# PROBLEM TO WORK ON:
Copy every line of the data in which the word "registers" occurs.

## begin INPUT MATERIAL

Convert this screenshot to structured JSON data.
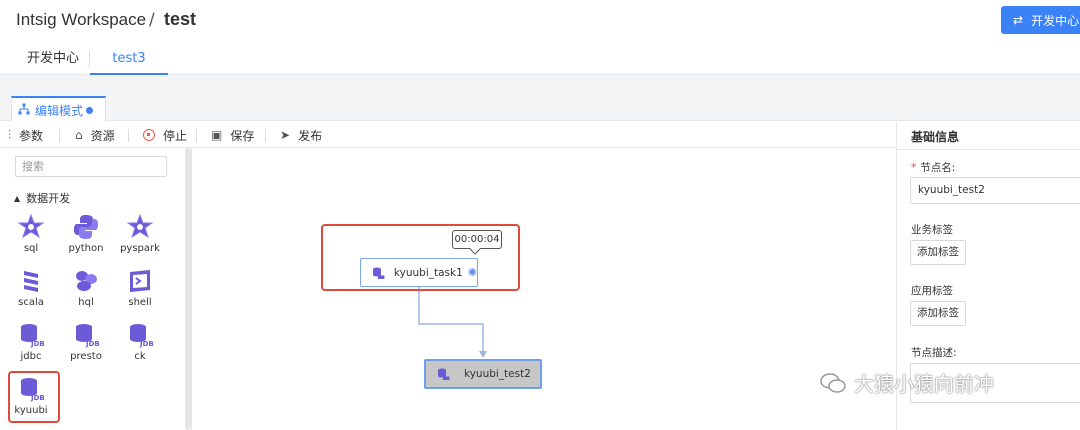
{
  "header": {
    "workspace": "Intsig Workspace",
    "separator": "/",
    "project": "test",
    "dev_center_button": "开发中心"
  },
  "tabs": [
    {
      "label": "开发中心",
      "active": false
    },
    {
      "label": "test3",
      "active": true
    }
  ],
  "edit_mode": {
    "label": "编辑模式"
  },
  "toolbar": {
    "params": "参数",
    "resources": "资源",
    "stop": "停止",
    "save": "保存",
    "publish": "发布"
  },
  "left_panel": {
    "search_placeholder": "搜索",
    "group_title": "数据开发",
    "node_types": [
      {
        "label": "sql",
        "icon": "star-icon"
      },
      {
        "label": "python",
        "icon": "python-icon"
      },
      {
        "label": "pyspark",
        "icon": "star-icon"
      },
      {
        "label": "scala",
        "icon": "scala-icon"
      },
      {
        "label": "hql",
        "icon": "hql-icon"
      },
      {
        "label": "shell",
        "icon": "shell-icon"
      },
      {
        "label": "jdbc",
        "icon": "jdbc-database-icon"
      },
      {
        "label": "presto",
        "icon": "jdbc-database-icon"
      },
      {
        "label": "ck",
        "icon": "jdbc-database-icon"
      },
      {
        "label": "kyuubi",
        "icon": "jdbc-database-icon"
      }
    ],
    "jdbc_icon_text": "JDBC"
  },
  "canvas": {
    "timer": "00:00:04",
    "task1": "kyuubi_task1",
    "task2": "kyuubi_test2"
  },
  "right_panel": {
    "title": "基础信息",
    "node_name_label": "节点名:",
    "required_mark": "*",
    "node_name_value": "kyuubi_test2",
    "business_tag_label": "业务标签",
    "add_tag_button": "添加标签",
    "app_tag_label": "应用标签",
    "add_app_tag_button": "添加标签",
    "description_label": "节点描述:"
  },
  "watermark": {
    "text": "大猿小猿向前冲"
  },
  "colors": {
    "accent": "#3b82f6",
    "highlight": "#e04a3a",
    "icon_purple": "#6b5bd6"
  }
}
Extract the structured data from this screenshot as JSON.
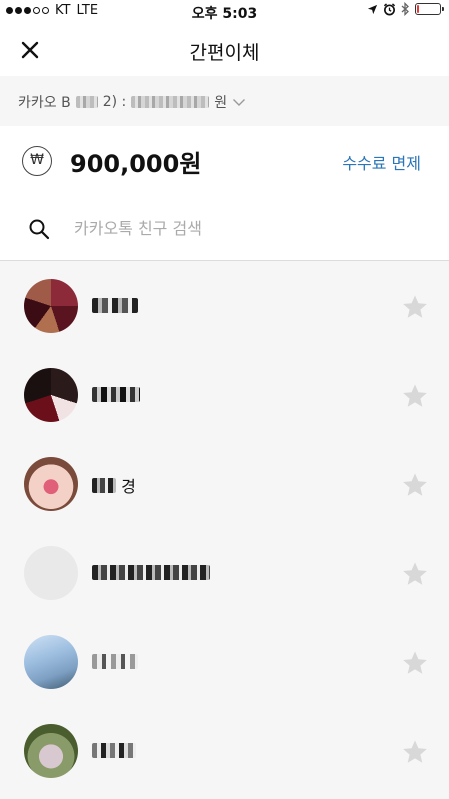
{
  "status_bar": {
    "carrier": "KT",
    "network": "LTE",
    "time": "오후 5:03"
  },
  "nav": {
    "title": "간편이체"
  },
  "account": {
    "label_prefix": "카카오 B",
    "label_mid": "2) :",
    "label_suffix": "원"
  },
  "amount": {
    "currency_symbol": "₩",
    "value": "900,000원",
    "fee_label": "수수료 면제"
  },
  "search": {
    "placeholder": "카카오톡 친구 검색"
  },
  "friends": [
    {
      "name_suffix": ""
    },
    {
      "name_suffix": ""
    },
    {
      "name_suffix": "경"
    },
    {
      "name_suffix": ""
    },
    {
      "name_suffix": ""
    },
    {
      "name_suffix": ""
    }
  ],
  "colors": {
    "accent_link": "#2a76b8",
    "battery_low": "#e53b3b",
    "star_inactive": "#d8d8d8"
  },
  "battery_level": 0.12
}
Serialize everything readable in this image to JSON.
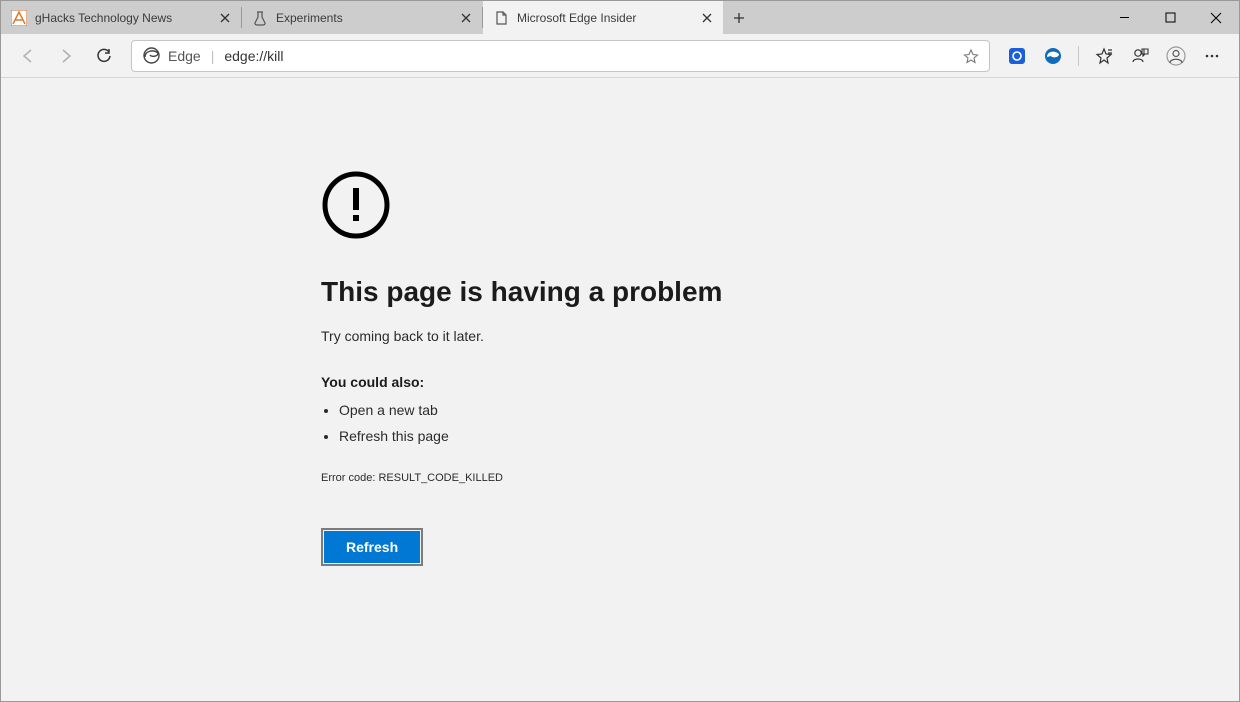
{
  "tabs": [
    {
      "title": "gHacks Technology News",
      "favicon": "ghacks"
    },
    {
      "title": "Experiments",
      "favicon": "flask"
    },
    {
      "title": "Microsoft Edge Insider",
      "favicon": "page"
    }
  ],
  "active_tab_index": 2,
  "omnibox": {
    "brand_label": "Edge",
    "url": "edge://kill"
  },
  "error": {
    "title": "This page is having a problem",
    "subtitle": "Try coming back to it later.",
    "could_also_label": "You could also:",
    "suggestions": [
      "Open a new tab",
      "Refresh this page"
    ],
    "error_code_label": "Error code:",
    "error_code": "RESULT_CODE_KILLED",
    "refresh_label": "Refresh"
  }
}
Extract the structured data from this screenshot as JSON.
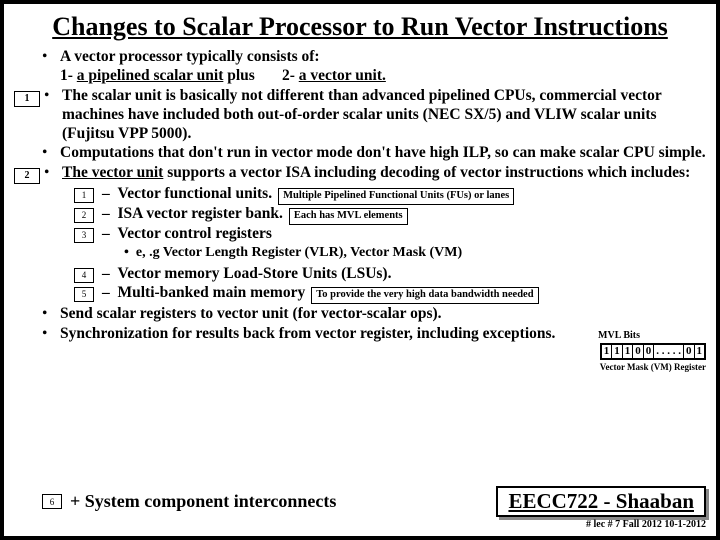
{
  "title": "Changes to Scalar Processor to Run Vector Instructions",
  "b1a": "A vector processor typically consists of:",
  "b1b": "1- ",
  "b1c": "a pipelined scalar unit",
  "b1d": " plus",
  "b1e": "2- ",
  "b1f": "a vector unit.",
  "m1": "1",
  "b2": "The scalar unit is basically not different than advanced pipelined CPUs, commercial vector machines have included both out-of-order scalar units (NEC SX/5) and VLIW scalar units (Fujitsu VPP 5000).",
  "b3": "Computations that don't run in vector mode don't have high ILP, so can make scalar CPU simple.",
  "m2": "2",
  "b4a": "The vector unit",
  "b4b": " supports a vector ISA including decoding of vector instructions which includes:",
  "s1": "1",
  "s1t": "Vector functional units.",
  "s1n": "Multiple Pipelined Functional Units (FUs) or lanes",
  "s2": "2",
  "s2t": "ISA vector register bank.",
  "s2n": "Each has MVL elements",
  "s3": "3",
  "s3t": "Vector control registers",
  "vlr": "e, .g   Vector Length Register (VLR), Vector Mask (VM)",
  "mvl": "MVL Bits",
  "bits": [
    "1",
    "1",
    "1",
    "0",
    "0"
  ],
  "bitsend": [
    "0",
    "1"
  ],
  "dots": ". . . . .",
  "vmr": "Vector Mask (VM) Register",
  "s4": "4",
  "s4t": "Vector memory Load-Store Units (LSUs).",
  "s5": "5",
  "s5t": "Multi-banked main memory",
  "s5n": "To provide the very high data bandwidth needed",
  "b5": "Send scalar registers to vector unit  (for vector-scalar ops).",
  "b6": "Synchronization for results back from vector register, including exceptions.",
  "s6": "6",
  "sys": "+ System component interconnects",
  "course": "EECC722 - Shaaban",
  "foot": "#  lec # 7    Fall 2012   10-1-2012"
}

## end INPUT MATERIAL

# SOLUTION BELOW:
  "s3t": "Vector control registers",
  "b5": "Send scalar registers to vector unit  (for vector-scalar ops).",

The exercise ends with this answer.